_TASK_
Transcribe the records that follow in their entirety, omitting any pictures.

┄┄┄┄┄┄┄┄┄┄

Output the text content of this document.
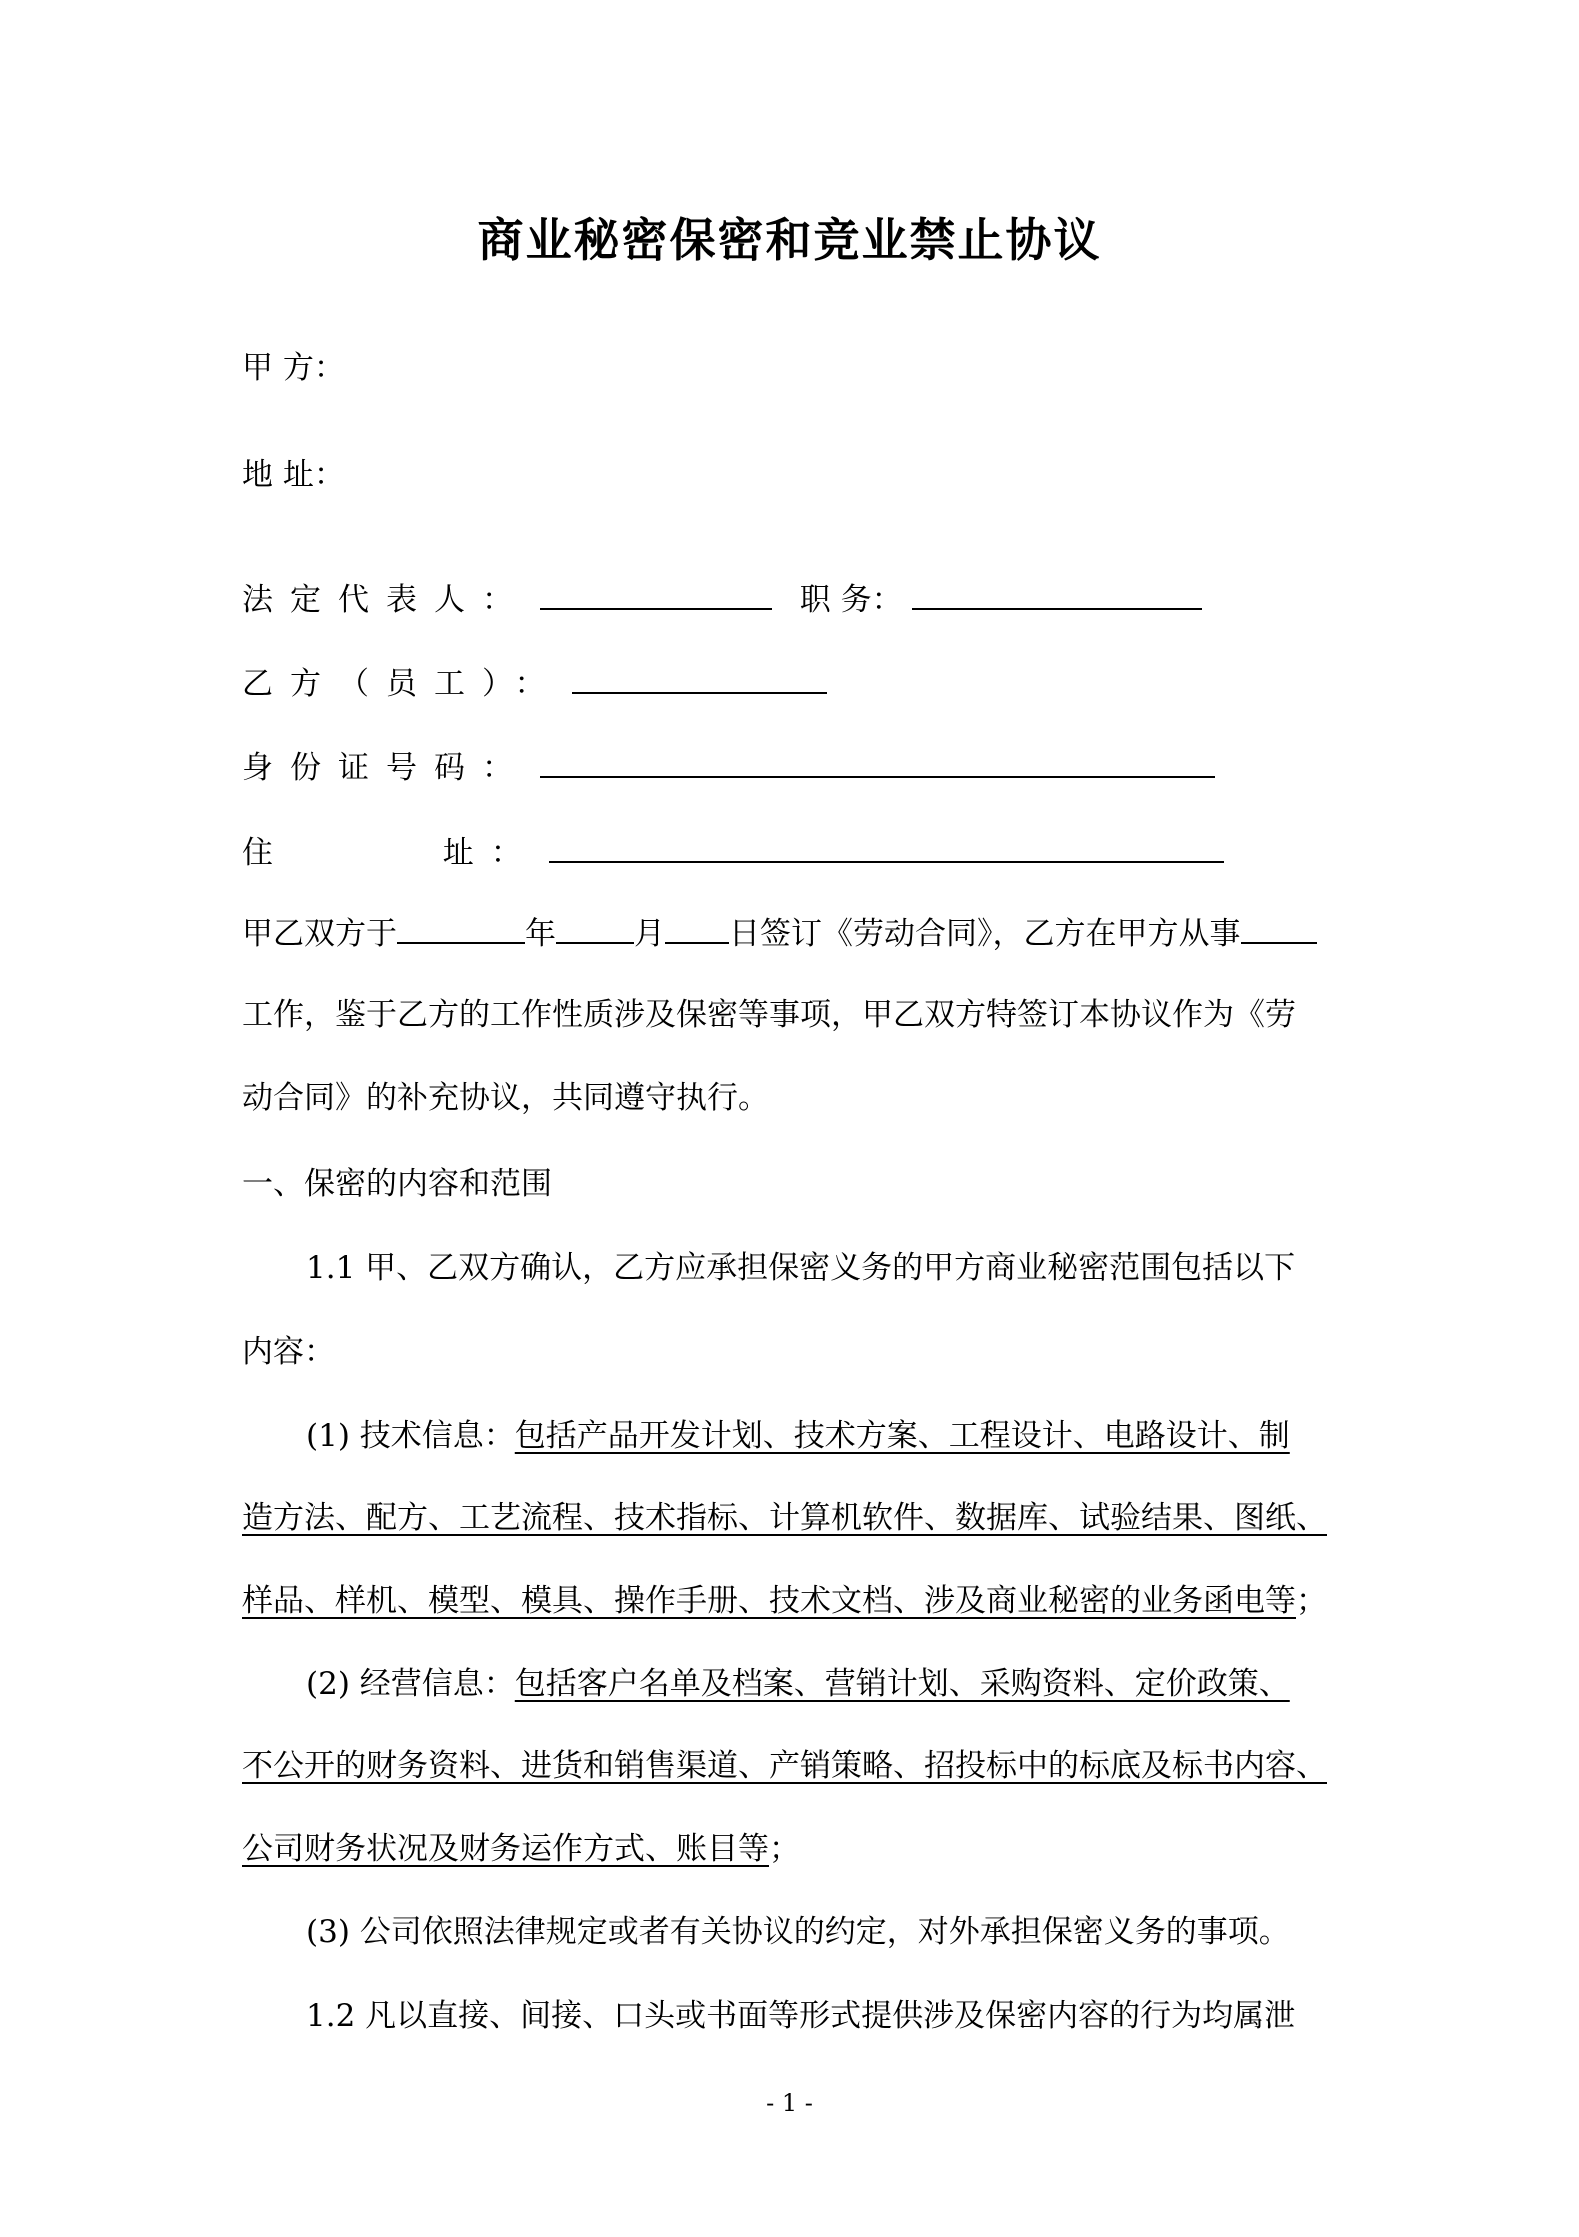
商业秘密保密和竞业禁止协议
甲 方：
地 址：
法定代表人：	职 务：
乙方（员工）：
身份证号码：
住	址：
甲乙双方于	年	月 日签订《劳动合同》，乙方在甲方从事
工作，鉴于乙方的工作性质涉及保密等事项，甲乙双方特签订本协议作为《劳
动合同》的补充协议，共同遵守执行。
一、保密的内容和范围
1.1 甲、乙双方确认，乙方应承担保密义务的甲方商业秘密范围包括以下
内容：
(1) 技术信息：包括产品开发计划、技术方案、工程设计、电路设计、制
造方法、配方、工艺流程、技术指标、计算机软件、数据库、试验结果、图纸、
样品、样机、模型、模具、操作手册、技术文档、涉及商业秘密的业务函电等；
(2) 经营信息：包括客户名单及档案、营销计划、采购资料、定价政策、
不公开的财务资料、进货和销售渠道、产销策略、招投标中的标底及标书内容、
公司财务状况及财务运作方式、账目等；
(3) 公司依照法律规定或者有关协议的约定，对外承担保密义务的事项。
1.2 凡以直接、间接、口头或书面等形式提供涉及保密内容的行为均属泄
- 1 -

┄┄┄┄┄┄┄┄┄┄

_TASK RESPONSE_
Output the text content of this document.
商业秘密保密和竞业禁止协议
甲 方：
地 址：
法定代表人：	职 务：
乙方（员工）：
身份证号码：
住	址：
甲乙双方于	年	月 日签订《劳动合同》，乙方在甲方从事
工作，鉴于乙方的工作性质涉及保密等事项，甲乙双方特签订本协议作为《劳
动合同》的补充协议，共同遵守执行。
一、保密的内容和范围
1.1 甲、乙双方确认，乙方应承担保密义务的甲方商业秘密范围包括以下
内容：
(1) 技术信息：包括产品开发计划、技术方案、工程设计、电路设计、制
造方法、配方、工艺流程、技术指标、计算机软件、数据库、试验结果、图纸、
样品、样机、模型、模具、操作手册、技术文档、涉及商业秘密的业务函电等；
(2) 经营信息：包括客户名单及档案、营销计划、采购资料、定价政策、
不公开的财务资料、进货和销售渠道、产销策略、招投标中的标底及标书内容、
公司财务状况及财务运作方式、账目等；
(3) 公司依照法律规定或者有关协议的约定，对外承担保密义务的事项。
1.2 凡以直接、间接、口头或书面等形式提供涉及保密内容的行为均属泄
- 1 -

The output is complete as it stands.